What you should do: Leave out the pictures and reproduce all of the data exactly.

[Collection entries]
* START *
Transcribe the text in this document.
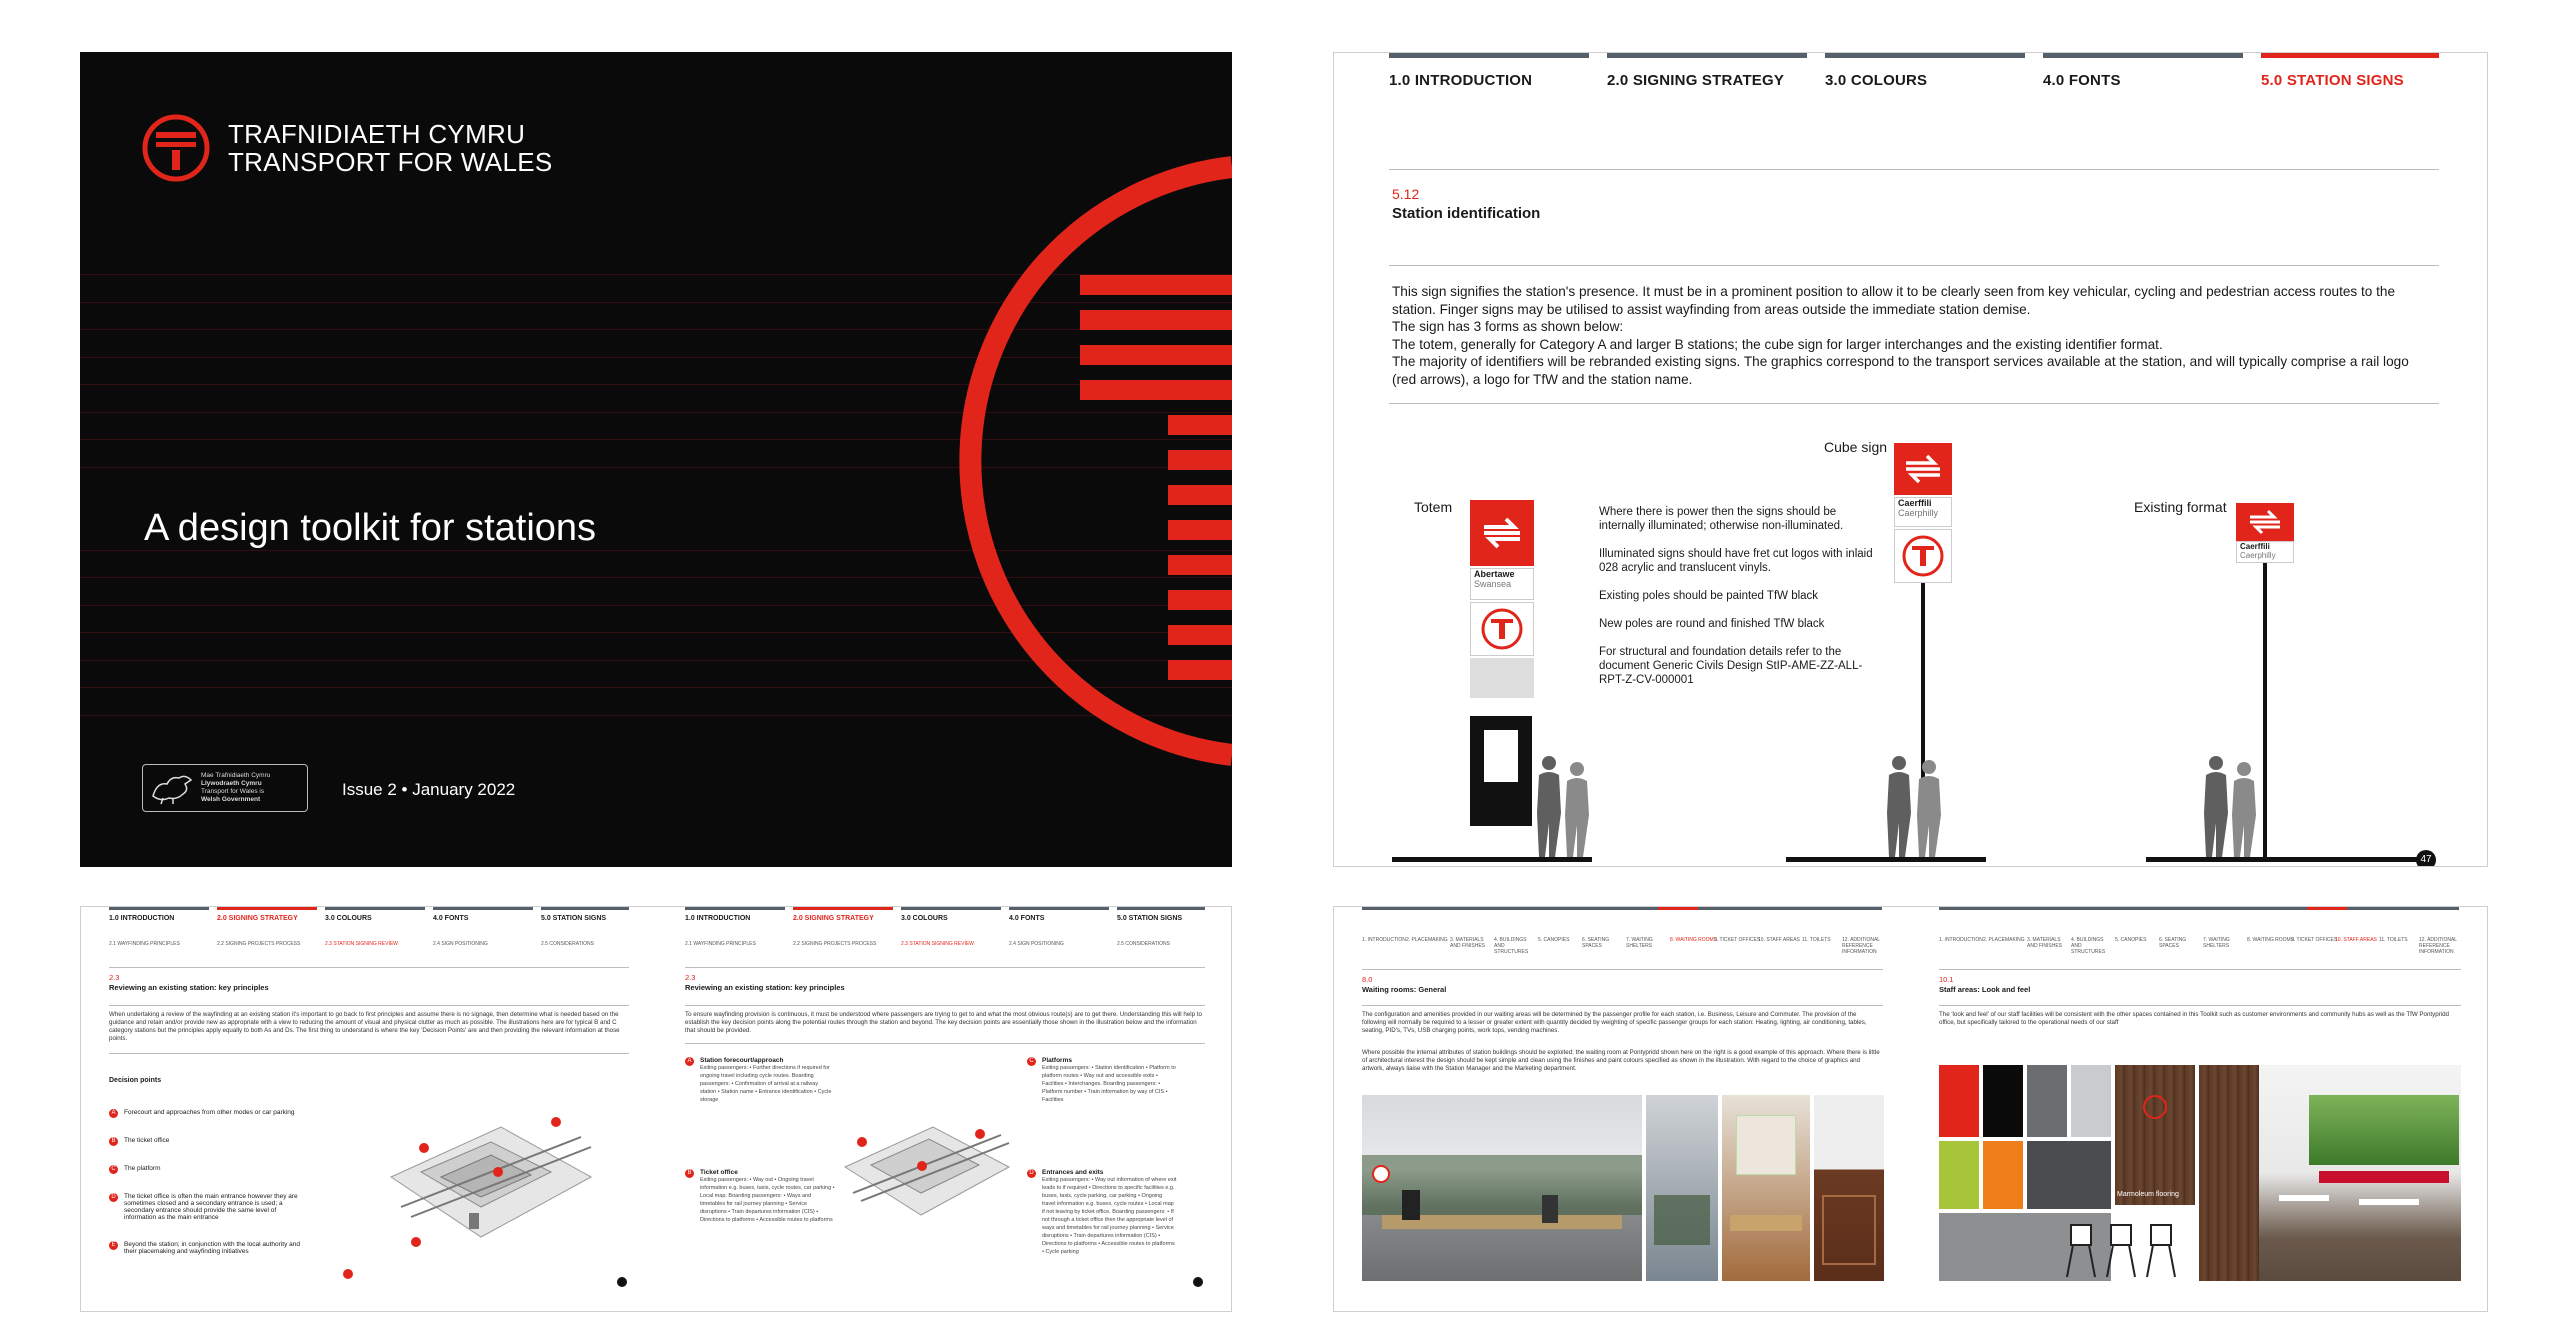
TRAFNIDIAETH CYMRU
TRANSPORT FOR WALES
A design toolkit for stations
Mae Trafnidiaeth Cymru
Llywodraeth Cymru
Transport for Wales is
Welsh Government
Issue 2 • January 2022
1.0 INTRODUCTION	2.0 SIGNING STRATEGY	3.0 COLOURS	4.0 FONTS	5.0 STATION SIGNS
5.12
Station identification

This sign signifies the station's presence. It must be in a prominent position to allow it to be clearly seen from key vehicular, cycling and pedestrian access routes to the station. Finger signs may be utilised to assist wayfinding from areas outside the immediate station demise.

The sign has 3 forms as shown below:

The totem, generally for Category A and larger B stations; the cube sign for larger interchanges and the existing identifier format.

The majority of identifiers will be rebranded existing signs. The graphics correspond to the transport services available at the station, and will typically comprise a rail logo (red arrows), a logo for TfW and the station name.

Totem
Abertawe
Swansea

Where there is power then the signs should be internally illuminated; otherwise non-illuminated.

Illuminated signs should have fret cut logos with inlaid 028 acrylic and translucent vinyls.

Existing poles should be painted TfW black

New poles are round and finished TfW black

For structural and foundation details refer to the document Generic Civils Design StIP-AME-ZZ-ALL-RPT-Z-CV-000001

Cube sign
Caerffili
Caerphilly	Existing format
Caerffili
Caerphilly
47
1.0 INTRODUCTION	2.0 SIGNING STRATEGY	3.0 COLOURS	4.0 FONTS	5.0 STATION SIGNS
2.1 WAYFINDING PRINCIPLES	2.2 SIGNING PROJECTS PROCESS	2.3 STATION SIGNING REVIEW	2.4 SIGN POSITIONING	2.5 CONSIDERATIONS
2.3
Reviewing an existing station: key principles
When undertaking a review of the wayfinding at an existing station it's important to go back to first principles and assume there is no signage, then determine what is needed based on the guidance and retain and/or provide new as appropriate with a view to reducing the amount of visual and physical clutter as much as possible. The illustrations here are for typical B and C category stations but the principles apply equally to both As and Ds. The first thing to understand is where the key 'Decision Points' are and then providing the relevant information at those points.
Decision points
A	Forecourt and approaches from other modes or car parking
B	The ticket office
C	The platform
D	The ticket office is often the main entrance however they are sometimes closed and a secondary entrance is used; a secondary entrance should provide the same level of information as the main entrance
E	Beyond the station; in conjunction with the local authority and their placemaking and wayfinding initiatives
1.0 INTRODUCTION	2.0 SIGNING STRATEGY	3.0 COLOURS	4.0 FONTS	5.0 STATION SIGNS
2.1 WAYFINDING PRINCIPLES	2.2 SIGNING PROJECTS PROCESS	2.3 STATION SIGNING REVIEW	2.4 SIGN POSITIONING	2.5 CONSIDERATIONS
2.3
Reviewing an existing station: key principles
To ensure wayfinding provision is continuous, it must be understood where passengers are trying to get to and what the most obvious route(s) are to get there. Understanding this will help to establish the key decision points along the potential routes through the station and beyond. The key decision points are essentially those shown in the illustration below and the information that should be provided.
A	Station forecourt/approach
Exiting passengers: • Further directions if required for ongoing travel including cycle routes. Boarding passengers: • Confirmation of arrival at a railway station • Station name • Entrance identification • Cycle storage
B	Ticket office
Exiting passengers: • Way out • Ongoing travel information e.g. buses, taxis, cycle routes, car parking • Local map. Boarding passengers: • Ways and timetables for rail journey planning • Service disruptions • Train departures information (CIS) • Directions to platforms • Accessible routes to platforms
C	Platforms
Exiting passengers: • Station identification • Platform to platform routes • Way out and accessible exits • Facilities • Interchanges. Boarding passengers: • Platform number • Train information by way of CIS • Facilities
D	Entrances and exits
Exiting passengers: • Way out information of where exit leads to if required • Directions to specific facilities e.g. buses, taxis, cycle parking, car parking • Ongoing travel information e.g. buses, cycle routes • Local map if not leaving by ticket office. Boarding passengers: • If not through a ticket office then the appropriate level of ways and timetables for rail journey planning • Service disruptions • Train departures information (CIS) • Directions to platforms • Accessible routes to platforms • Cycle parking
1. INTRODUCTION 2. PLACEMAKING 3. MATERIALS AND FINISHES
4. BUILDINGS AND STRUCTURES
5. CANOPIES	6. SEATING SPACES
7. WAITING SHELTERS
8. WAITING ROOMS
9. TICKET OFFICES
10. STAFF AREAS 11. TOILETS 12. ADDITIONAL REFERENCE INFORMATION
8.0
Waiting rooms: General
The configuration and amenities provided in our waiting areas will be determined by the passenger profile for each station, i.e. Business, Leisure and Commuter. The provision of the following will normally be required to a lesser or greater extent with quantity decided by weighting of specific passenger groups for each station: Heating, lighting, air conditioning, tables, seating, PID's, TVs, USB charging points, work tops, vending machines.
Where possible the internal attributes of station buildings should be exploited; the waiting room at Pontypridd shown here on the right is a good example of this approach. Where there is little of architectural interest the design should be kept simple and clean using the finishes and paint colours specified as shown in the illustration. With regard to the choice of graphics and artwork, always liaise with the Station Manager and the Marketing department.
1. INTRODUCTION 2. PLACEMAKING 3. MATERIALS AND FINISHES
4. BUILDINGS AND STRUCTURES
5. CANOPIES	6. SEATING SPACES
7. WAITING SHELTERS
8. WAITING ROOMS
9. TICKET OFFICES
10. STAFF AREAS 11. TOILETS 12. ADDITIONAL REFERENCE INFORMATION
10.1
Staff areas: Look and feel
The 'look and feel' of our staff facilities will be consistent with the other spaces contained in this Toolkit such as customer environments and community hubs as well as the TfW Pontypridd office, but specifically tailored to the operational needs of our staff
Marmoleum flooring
* END *
Task answer:
Transcribe the text in this document.
TRAFNIDIAETH CYMRU
TRANSPORT FOR WALES
A design toolkit for stations
Mae Trafnidiaeth Cymru
Llywodraeth Cymru
Transport for Wales is
Welsh Government
Issue 2 • January 2022
1.0 INTRODUCTION	2.0 SIGNING STRATEGY	3.0 COLOURS	4.0 FONTS	5.0 STATION SIGNS
5.12
Station identification

This sign signifies the station's presence. It must be in a prominent position to allow it to be clearly seen from key vehicular, cycling and pedestrian access routes to the station. Finger signs may be utilised to assist wayfinding from areas outside the immediate station demise.

The sign has 3 forms as shown below:

The totem, generally for Category A and larger B stations; the cube sign for larger interchanges and the existing identifier format.

The majority of identifiers will be rebranded existing signs. The graphics correspond to the transport services available at the station, and will typically comprise a rail logo (red arrows), a logo for TfW and the station name.

Totem
Abertawe
Swansea

Where there is power then the signs should be internally illuminated; otherwise non-illuminated.

Illuminated signs should have fret cut logos with inlaid 028 acrylic and translucent vinyls.

Existing poles should be painted TfW black

New poles are round and finished TfW black

For structural and foundation details refer to the document Generic Civils Design StIP-AME-ZZ-ALL-RPT-Z-CV-000001

Cube sign
Caerffili
Caerphilly	Existing format
Caerffili
Caerphilly
47
1.0 INTRODUCTION	2.0 SIGNING STRATEGY	3.0 COLOURS	4.0 FONTS	5.0 STATION SIGNS
2.1 WAYFINDING PRINCIPLES	2.2 SIGNING PROJECTS PROCESS	2.3 STATION SIGNING REVIEW	2.4 SIGN POSITIONING	2.5 CONSIDERATIONS
2.3
Reviewing an existing station: key principles
When undertaking a review of the wayfinding at an existing station it's important to go back to first principles and assume there is no signage, then determine what is needed based on the guidance and retain and/or provide new as appropriate with a view to reducing the amount of visual and physical clutter as much as possible. The illustrations here are for typical B and C category stations but the principles apply equally to both As and Ds. The first thing to understand is where the key 'Decision Points' are and then providing the relevant information at those points.
Decision points
A	Forecourt and approaches from other modes or car parking
B	The ticket office
C	The platform
D	The ticket office is often the main entrance however they are sometimes closed and a secondary entrance is used; a secondary entrance should provide the same level of information as the main entrance
E	Beyond the station; in conjunction with the local authority and their placemaking and wayfinding initiatives
1.0 INTRODUCTION	2.0 SIGNING STRATEGY	3.0 COLOURS	4.0 FONTS	5.0 STATION SIGNS
2.1 WAYFINDING PRINCIPLES	2.2 SIGNING PROJECTS PROCESS	2.3 STATION SIGNING REVIEW	2.4 SIGN POSITIONING	2.5 CONSIDERATIONS
2.3
Reviewing an existing station: key principles
To ensure wayfinding provision is continuous, it must be understood where passengers are trying to get to and what the most obvious route(s) are to get there. Understanding this will help to establish the key decision points along the potential routes through the station and beyond. The key decision points are essentially those shown in the illustration below and the information that should be provided.
A	Station forecourt/approach
Exiting passengers: • Further directions if required for ongoing travel including cycle routes. Boarding passengers: • Confirmation of arrival at a railway station • Station name • Entrance identification • Cycle storage
B	Ticket office
Exiting passengers: • Way out • Ongoing travel information e.g. buses, taxis, cycle routes, car parking • Local map. Boarding passengers: • Ways and timetables for rail journey planning • Service disruptions • Train departures information (CIS) • Directions to platforms • Accessible routes to platforms
C	Platforms
Exiting passengers: • Station identification • Platform to platform routes • Way out and accessible exits • Facilities • Interchanges. Boarding passengers: • Platform number • Train information by way of CIS • Facilities
D	Entrances and exits
Exiting passengers: • Way out information of where exit leads to if required • Directions to specific facilities e.g. buses, taxis, cycle parking, car parking • Ongoing travel information e.g. buses, cycle routes • Local map if not leaving by ticket office. Boarding passengers: • If not through a ticket office then the appropriate level of ways and timetables for rail journey planning • Service disruptions • Train departures information (CIS) • Directions to platforms • Accessible routes to platforms • Cycle parking
1. INTRODUCTION 2. PLACEMAKING 3. MATERIALS AND FINISHES
4. BUILDINGS AND STRUCTURES
5. CANOPIES	6. SEATING SPACES
7. WAITING SHELTERS
8. WAITING ROOMS
9. TICKET OFFICES
10. STAFF AREAS 11. TOILETS 12. ADDITIONAL REFERENCE INFORMATION
8.0
Waiting rooms: General
The configuration and amenities provided in our waiting areas will be determined by the passenger profile for each station, i.e. Business, Leisure and Commuter. The provision of the following will normally be required to a lesser or greater extent with quantity decided by weighting of specific passenger groups for each station: Heating, lighting, air conditioning, tables, seating, PID's, TVs, USB charging points, work tops, vending machines.
Where possible the internal attributes of station buildings should be exploited; the waiting room at Pontypridd shown here on the right is a good example of this approach. Where there is little of architectural interest the design should be kept simple and clean using the finishes and paint colours specified as shown in the illustration. With regard to the choice of graphics and artwork, always liaise with the Station Manager and the Marketing department.
1. INTRODUCTION 2. PLACEMAKING 3. MATERIALS AND FINISHES
4. BUILDINGS AND STRUCTURES
5. CANOPIES	6. SEATING SPACES
7. WAITING SHELTERS
8. WAITING ROOMS
9. TICKET OFFICES
10. STAFF AREAS 11. TOILETS 12. ADDITIONAL REFERENCE INFORMATION
10.1
Staff areas: Look and feel
The 'look and feel' of our staff facilities will be consistent with the other spaces contained in this Toolkit such as customer environments and community hubs as well as the TfW Pontypridd office, but specifically tailored to the operational needs of our staff
Marmoleum flooring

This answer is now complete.